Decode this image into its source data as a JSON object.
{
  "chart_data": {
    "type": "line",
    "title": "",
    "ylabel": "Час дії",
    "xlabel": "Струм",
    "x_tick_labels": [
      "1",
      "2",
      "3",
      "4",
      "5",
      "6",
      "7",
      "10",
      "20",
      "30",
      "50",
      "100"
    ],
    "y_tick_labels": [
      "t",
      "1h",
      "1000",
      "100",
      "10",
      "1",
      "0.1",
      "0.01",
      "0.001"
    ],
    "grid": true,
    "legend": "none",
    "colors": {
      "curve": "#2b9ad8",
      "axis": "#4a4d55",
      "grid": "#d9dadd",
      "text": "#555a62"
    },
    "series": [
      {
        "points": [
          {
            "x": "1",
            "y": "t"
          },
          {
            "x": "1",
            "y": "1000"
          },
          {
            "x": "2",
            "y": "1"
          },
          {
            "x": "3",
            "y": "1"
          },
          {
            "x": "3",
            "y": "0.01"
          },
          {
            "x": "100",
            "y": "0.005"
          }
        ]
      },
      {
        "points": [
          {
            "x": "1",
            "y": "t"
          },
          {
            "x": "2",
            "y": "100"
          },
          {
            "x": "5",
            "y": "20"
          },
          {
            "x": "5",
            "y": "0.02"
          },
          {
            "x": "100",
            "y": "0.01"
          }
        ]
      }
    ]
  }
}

+++

Go through the listing and copy all of it exactly.

• **Complete answer**
Decode this image into its source data as a JSON object.
{
  "chart_data": {
    "type": "line",
    "title": "",
    "ylabel": "Час дії",
    "xlabel": "Струм",
    "x_tick_labels": [
      "1",
      "2",
      "3",
      "4",
      "5",
      "6",
      "7",
      "10",
      "20",
      "30",
      "50",
      "100"
    ],
    "y_tick_labels": [
      "t",
      "1h",
      "1000",
      "100",
      "10",
      "1",
      "0.1",
      "0.01",
      "0.001"
    ],
    "grid": true,
    "legend": "none",
    "colors": {
      "curve": "#2b9ad8",
      "axis": "#4a4d55",
      "grid": "#d9dadd",
      "text": "#555a62"
    },
    "series": [
      {
        "points": [
          {
            "x": "1",
            "y": "t"
          },
          {
            "x": "1",
            "y": "1000"
          },
          {
            "x": "2",
            "y": "1"
          },
          {
            "x": "3",
            "y": "1"
          },
          {
            "x": "3",
            "y": "0.01"
          },
          {
            "x": "100",
            "y": "0.005"
          }
        ]
      },
      {
        "points": [
          {
            "x": "1",
            "y": "t"
          },
          {
            "x": "2",
            "y": "100"
          },
          {
            "x": "5",
            "y": "20"
          },
          {
            "x": "5",
            "y": "0.02"
          },
          {
            "x": "100",
            "y": "0.01"
          }
        ]
      }
    ]
  }
}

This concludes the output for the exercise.